Dataset records on visual material:
──────

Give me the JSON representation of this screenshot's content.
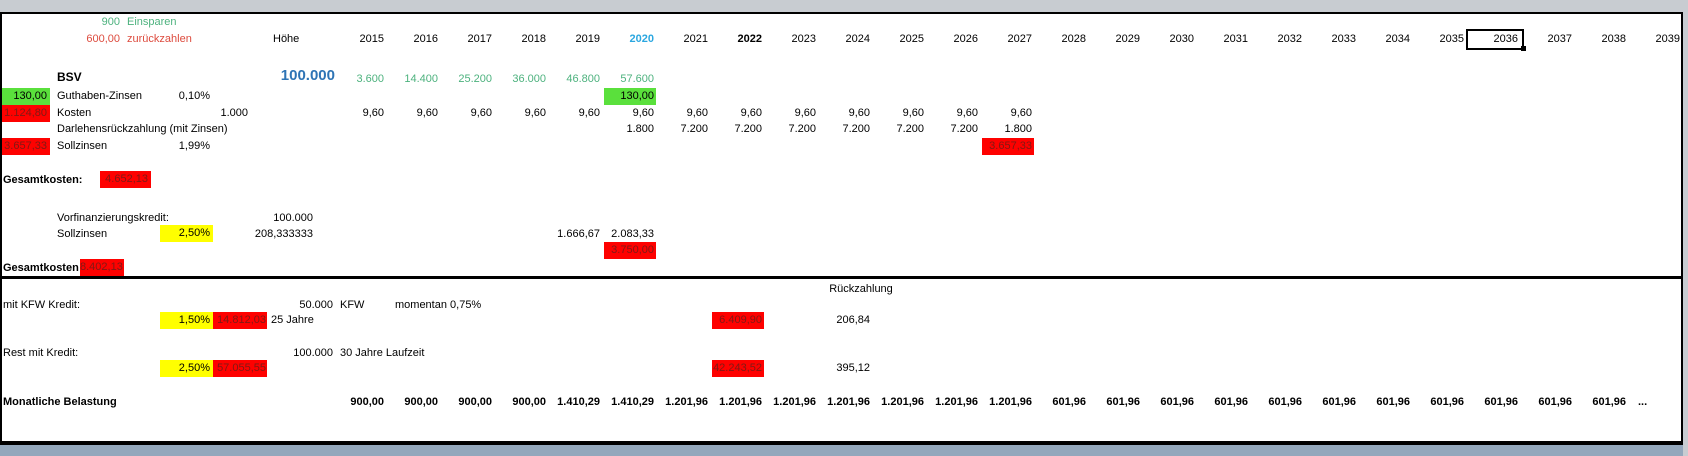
{
  "colors": {
    "green_text": "#4db27e",
    "red_text": "#dd4b3e",
    "blue_amount": "#2e74b5",
    "blue_year": "#2ba7e0",
    "cell_red_bg": "#fe0100",
    "cell_red_text": "#7f1a15",
    "cell_green_bg": "#5ae03c",
    "cell_yellow_bg": "#ffff00",
    "bottom_bar": "#93a7bc"
  },
  "header": {
    "years": [
      "2015",
      "2016",
      "2017",
      "2018",
      "2019",
      "2020",
      "2021",
      "2022",
      "2023",
      "2024",
      "2025",
      "2026",
      "2027",
      "2028",
      "2029",
      "2030",
      "2031",
      "2032",
      "2033",
      "2034",
      "2035",
      "2036",
      "2037",
      "2038",
      "2039"
    ],
    "blue_year": "2020",
    "bold_year": "2022",
    "selected_year": "2036",
    "hoehe_label": "Höhe"
  },
  "left": {
    "einsparen": {
      "value": "900",
      "label": "Einsparen"
    },
    "zurueckzahlen": {
      "value": "600,00",
      "label": "zurückzahlen"
    },
    "bsv": {
      "label": "BSV",
      "amount": "100.000"
    },
    "guthaben": {
      "side": "130,00",
      "label": "Guthaben-Zinsen",
      "rate": "0,10%"
    },
    "kosten": {
      "side": "1.124,80",
      "label": "Kosten",
      "hoehe": "1.000"
    },
    "darlehen": {
      "label": "Darlehensrückzahlung (mit Zinsen)"
    },
    "sollzinsen": {
      "side": "3.657,33",
      "label": "Sollzinsen",
      "rate": "1,99%"
    },
    "gesamtkosten": {
      "label": "Gesamtkosten:",
      "value": "4.652,13"
    },
    "vorfinanzierung": {
      "label": "Vorfinanzierungskredit:",
      "amount": "100.000"
    },
    "sollzinsen2": {
      "label": "Sollzinsen",
      "rate": "2,50%",
      "monthly": "208,333333"
    },
    "gesamtkosten_bsv": {
      "label": "Gesamtkosten BSV:",
      "value": "8.402,13"
    },
    "rueckzahlung_label": "Rückzahlung",
    "kfw": {
      "label": "mit KFW Kredit:",
      "amount": "50.000",
      "bank": "KFW",
      "note": "momentan 0,75%",
      "rate": "1,50%",
      "total": "14.812,03",
      "term": "25 Jahre"
    },
    "rest": {
      "label": "Rest mit Kredit:",
      "amount": "100.000",
      "term": "30 Jahre Laufzeit",
      "rate": "2,50%",
      "total": "57.055,55"
    },
    "monatlich_label": "Monatliche Belastung"
  },
  "year_data": {
    "bsv_values": [
      {
        "year": "2015",
        "value": "3.600"
      },
      {
        "year": "2016",
        "value": "14.400"
      },
      {
        "year": "2017",
        "value": "25.200"
      },
      {
        "year": "2018",
        "value": "36.000"
      },
      {
        "year": "2019",
        "value": "46.800"
      },
      {
        "year": "2020",
        "value": "57.600"
      }
    ],
    "guthaben_cells": [
      {
        "year": "2020",
        "value": "130,00",
        "bg": "green"
      }
    ],
    "kosten_values": [
      {
        "year": "2015",
        "value": "9,60"
      },
      {
        "year": "2016",
        "value": "9,60"
      },
      {
        "year": "2017",
        "value": "9,60"
      },
      {
        "year": "2018",
        "value": "9,60"
      },
      {
        "year": "2019",
        "value": "9,60"
      },
      {
        "year": "2020",
        "value": "9,60"
      },
      {
        "year": "2021",
        "value": "9,60"
      },
      {
        "year": "2022",
        "value": "9,60"
      },
      {
        "year": "2023",
        "value": "9,60"
      },
      {
        "year": "2024",
        "value": "9,60"
      },
      {
        "year": "2025",
        "value": "9,60"
      },
      {
        "year": "2026",
        "value": "9,60"
      },
      {
        "year": "2027",
        "value": "9,60"
      }
    ],
    "darlehen_values": [
      {
        "year": "2020",
        "value": "1.800"
      },
      {
        "year": "2021",
        "value": "7.200"
      },
      {
        "year": "2022",
        "value": "7.200"
      },
      {
        "year": "2023",
        "value": "7.200"
      },
      {
        "year": "2024",
        "value": "7.200"
      },
      {
        "year": "2025",
        "value": "7.200"
      },
      {
        "year": "2026",
        "value": "7.200"
      },
      {
        "year": "2027",
        "value": "1.800"
      }
    ],
    "sollzinsen_cells": [
      {
        "year": "2027",
        "value": "3.657,33",
        "bg": "red"
      }
    ],
    "vorfin_zinsen": [
      {
        "year": "2019",
        "value": "1.666,67"
      },
      {
        "year": "2020",
        "value": "2.083,33"
      }
    ],
    "vorfin_red": [
      {
        "year": "2020",
        "value": "3.750,00",
        "bg": "red"
      }
    ],
    "kfw_cells": [
      {
        "year": "2022",
        "value": "6.409,90",
        "bg": "red"
      },
      {
        "year": "2024",
        "value": "206,84"
      }
    ],
    "rest_cells": [
      {
        "year": "2022",
        "value": "42.243,52",
        "bg": "red"
      },
      {
        "year": "2024",
        "value": "395,12"
      }
    ],
    "monthly_values": [
      {
        "year": "2015",
        "value": "900,00"
      },
      {
        "year": "2016",
        "value": "900,00"
      },
      {
        "year": "2017",
        "value": "900,00"
      },
      {
        "year": "2018",
        "value": "900,00"
      },
      {
        "year": "2019",
        "value": "1.410,29"
      },
      {
        "year": "2020",
        "value": "1.410,29"
      },
      {
        "year": "2021",
        "value": "1.201,96"
      },
      {
        "year": "2022",
        "value": "1.201,96"
      },
      {
        "year": "2023",
        "value": "1.201,96"
      },
      {
        "year": "2024",
        "value": "1.201,96"
      },
      {
        "year": "2025",
        "value": "1.201,96"
      },
      {
        "year": "2026",
        "value": "1.201,96"
      },
      {
        "year": "2027",
        "value": "1.201,96"
      },
      {
        "year": "2028",
        "value": "601,96"
      },
      {
        "year": "2029",
        "value": "601,96"
      },
      {
        "year": "2030",
        "value": "601,96"
      },
      {
        "year": "2031",
        "value": "601,96"
      },
      {
        "year": "2032",
        "value": "601,96"
      },
      {
        "year": "2033",
        "value": "601,96"
      },
      {
        "year": "2034",
        "value": "601,96"
      },
      {
        "year": "2035",
        "value": "601,96"
      },
      {
        "year": "2036",
        "value": "601,96"
      },
      {
        "year": "2037",
        "value": "601,96"
      },
      {
        "year": "2038",
        "value": "601,96"
      },
      {
        "year": "2039",
        "value": "...",
        "align": "left"
      }
    ]
  }
}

──────

◆ AIM
Pictures stay out; reproduce every line of the records exactly.

◆ EXERCISE ANSWER
Give me the JSON representation of this screenshot's content.
{
  "colors": {
    "green_text": "#4db27e",
    "red_text": "#dd4b3e",
    "blue_amount": "#2e74b5",
    "blue_year": "#2ba7e0",
    "cell_red_bg": "#fe0100",
    "cell_red_text": "#7f1a15",
    "cell_green_bg": "#5ae03c",
    "cell_yellow_bg": "#ffff00",
    "bottom_bar": "#93a7bc"
  },
  "header": {
    "years": [
      "2015",
      "2016",
      "2017",
      "2018",
      "2019",
      "2020",
      "2021",
      "2022",
      "2023",
      "2024",
      "2025",
      "2026",
      "2027",
      "2028",
      "2029",
      "2030",
      "2031",
      "2032",
      "2033",
      "2034",
      "2035",
      "2036",
      "2037",
      "2038",
      "2039"
    ],
    "blue_year": "2020",
    "bold_year": "2022",
    "selected_year": "2036",
    "hoehe_label": "Höhe"
  },
  "left": {
    "einsparen": {
      "value": "900",
      "label": "Einsparen"
    },
    "zurueckzahlen": {
      "value": "600,00",
      "label": "zurückzahlen"
    },
    "bsv": {
      "label": "BSV",
      "amount": "100.000"
    },
    "guthaben": {
      "side": "130,00",
      "label": "Guthaben-Zinsen",
      "rate": "0,10%"
    },
    "kosten": {
      "side": "1.124,80",
      "label": "Kosten",
      "hoehe": "1.000"
    },
    "darlehen": {
      "label": "Darlehensrückzahlung (mit Zinsen)"
    },
    "sollzinsen": {
      "side": "3.657,33",
      "label": "Sollzinsen",
      "rate": "1,99%"
    },
    "gesamtkosten": {
      "label": "Gesamtkosten:",
      "value": "4.652,13"
    },
    "vorfinanzierung": {
      "label": "Vorfinanzierungskredit:",
      "amount": "100.000"
    },
    "sollzinsen2": {
      "label": "Sollzinsen",
      "rate": "2,50%",
      "monthly": "208,333333"
    },
    "gesamtkosten_bsv": {
      "label": "Gesamtkosten BSV:",
      "value": "8.402,13"
    },
    "rueckzahlung_label": "Rückzahlung",
    "kfw": {
      "label": "mit KFW Kredit:",
      "amount": "50.000",
      "bank": "KFW",
      "note": "momentan 0,75%",
      "rate": "1,50%",
      "total": "14.812,03",
      "term": "25 Jahre"
    },
    "rest": {
      "label": "Rest mit Kredit:",
      "amount": "100.000",
      "term": "30 Jahre Laufzeit",
      "rate": "2,50%",
      "total": "57.055,55"
    },
    "monatlich_label": "Monatliche Belastung"
  },
  "year_data": {
    "bsv_values": [
      {
        "year": "2015",
        "value": "3.600"
      },
      {
        "year": "2016",
        "value": "14.400"
      },
      {
        "year": "2017",
        "value": "25.200"
      },
      {
        "year": "2018",
        "value": "36.000"
      },
      {
        "year": "2019",
        "value": "46.800"
      },
      {
        "year": "2020",
        "value": "57.600"
      }
    ],
    "guthaben_cells": [
      {
        "year": "2020",
        "value": "130,00",
        "bg": "green"
      }
    ],
    "kosten_values": [
      {
        "year": "2015",
        "value": "9,60"
      },
      {
        "year": "2016",
        "value": "9,60"
      },
      {
        "year": "2017",
        "value": "9,60"
      },
      {
        "year": "2018",
        "value": "9,60"
      },
      {
        "year": "2019",
        "value": "9,60"
      },
      {
        "year": "2020",
        "value": "9,60"
      },
      {
        "year": "2021",
        "value": "9,60"
      },
      {
        "year": "2022",
        "value": "9,60"
      },
      {
        "year": "2023",
        "value": "9,60"
      },
      {
        "year": "2024",
        "value": "9,60"
      },
      {
        "year": "2025",
        "value": "9,60"
      },
      {
        "year": "2026",
        "value": "9,60"
      },
      {
        "year": "2027",
        "value": "9,60"
      }
    ],
    "darlehen_values": [
      {
        "year": "2020",
        "value": "1.800"
      },
      {
        "year": "2021",
        "value": "7.200"
      },
      {
        "year": "2022",
        "value": "7.200"
      },
      {
        "year": "2023",
        "value": "7.200"
      },
      {
        "year": "2024",
        "value": "7.200"
      },
      {
        "year": "2025",
        "value": "7.200"
      },
      {
        "year": "2026",
        "value": "7.200"
      },
      {
        "year": "2027",
        "value": "1.800"
      }
    ],
    "sollzinsen_cells": [
      {
        "year": "2027",
        "value": "3.657,33",
        "bg": "red"
      }
    ],
    "vorfin_zinsen": [
      {
        "year": "2019",
        "value": "1.666,67"
      },
      {
        "year": "2020",
        "value": "2.083,33"
      }
    ],
    "vorfin_red": [
      {
        "year": "2020",
        "value": "3.750,00",
        "bg": "red"
      }
    ],
    "kfw_cells": [
      {
        "year": "2022",
        "value": "6.409,90",
        "bg": "red"
      },
      {
        "year": "2024",
        "value": "206,84"
      }
    ],
    "rest_cells": [
      {
        "year": "2022",
        "value": "42.243,52",
        "bg": "red"
      },
      {
        "year": "2024",
        "value": "395,12"
      }
    ],
    "monthly_values": [
      {
        "year": "2015",
        "value": "900,00"
      },
      {
        "year": "2016",
        "value": "900,00"
      },
      {
        "year": "2017",
        "value": "900,00"
      },
      {
        "year": "2018",
        "value": "900,00"
      },
      {
        "year": "2019",
        "value": "1.410,29"
      },
      {
        "year": "2020",
        "value": "1.410,29"
      },
      {
        "year": "2021",
        "value": "1.201,96"
      },
      {
        "year": "2022",
        "value": "1.201,96"
      },
      {
        "year": "2023",
        "value": "1.201,96"
      },
      {
        "year": "2024",
        "value": "1.201,96"
      },
      {
        "year": "2025",
        "value": "1.201,96"
      },
      {
        "year": "2026",
        "value": "1.201,96"
      },
      {
        "year": "2027",
        "value": "1.201,96"
      },
      {
        "year": "2028",
        "value": "601,96"
      },
      {
        "year": "2029",
        "value": "601,96"
      },
      {
        "year": "2030",
        "value": "601,96"
      },
      {
        "year": "2031",
        "value": "601,96"
      },
      {
        "year": "2032",
        "value": "601,96"
      },
      {
        "year": "2033",
        "value": "601,96"
      },
      {
        "year": "2034",
        "value": "601,96"
      },
      {
        "year": "2035",
        "value": "601,96"
      },
      {
        "year": "2036",
        "value": "601,96"
      },
      {
        "year": "2037",
        "value": "601,96"
      },
      {
        "year": "2038",
        "value": "601,96"
      },
      {
        "year": "2039",
        "value": "...",
        "align": "left"
      }
    ]
  }
}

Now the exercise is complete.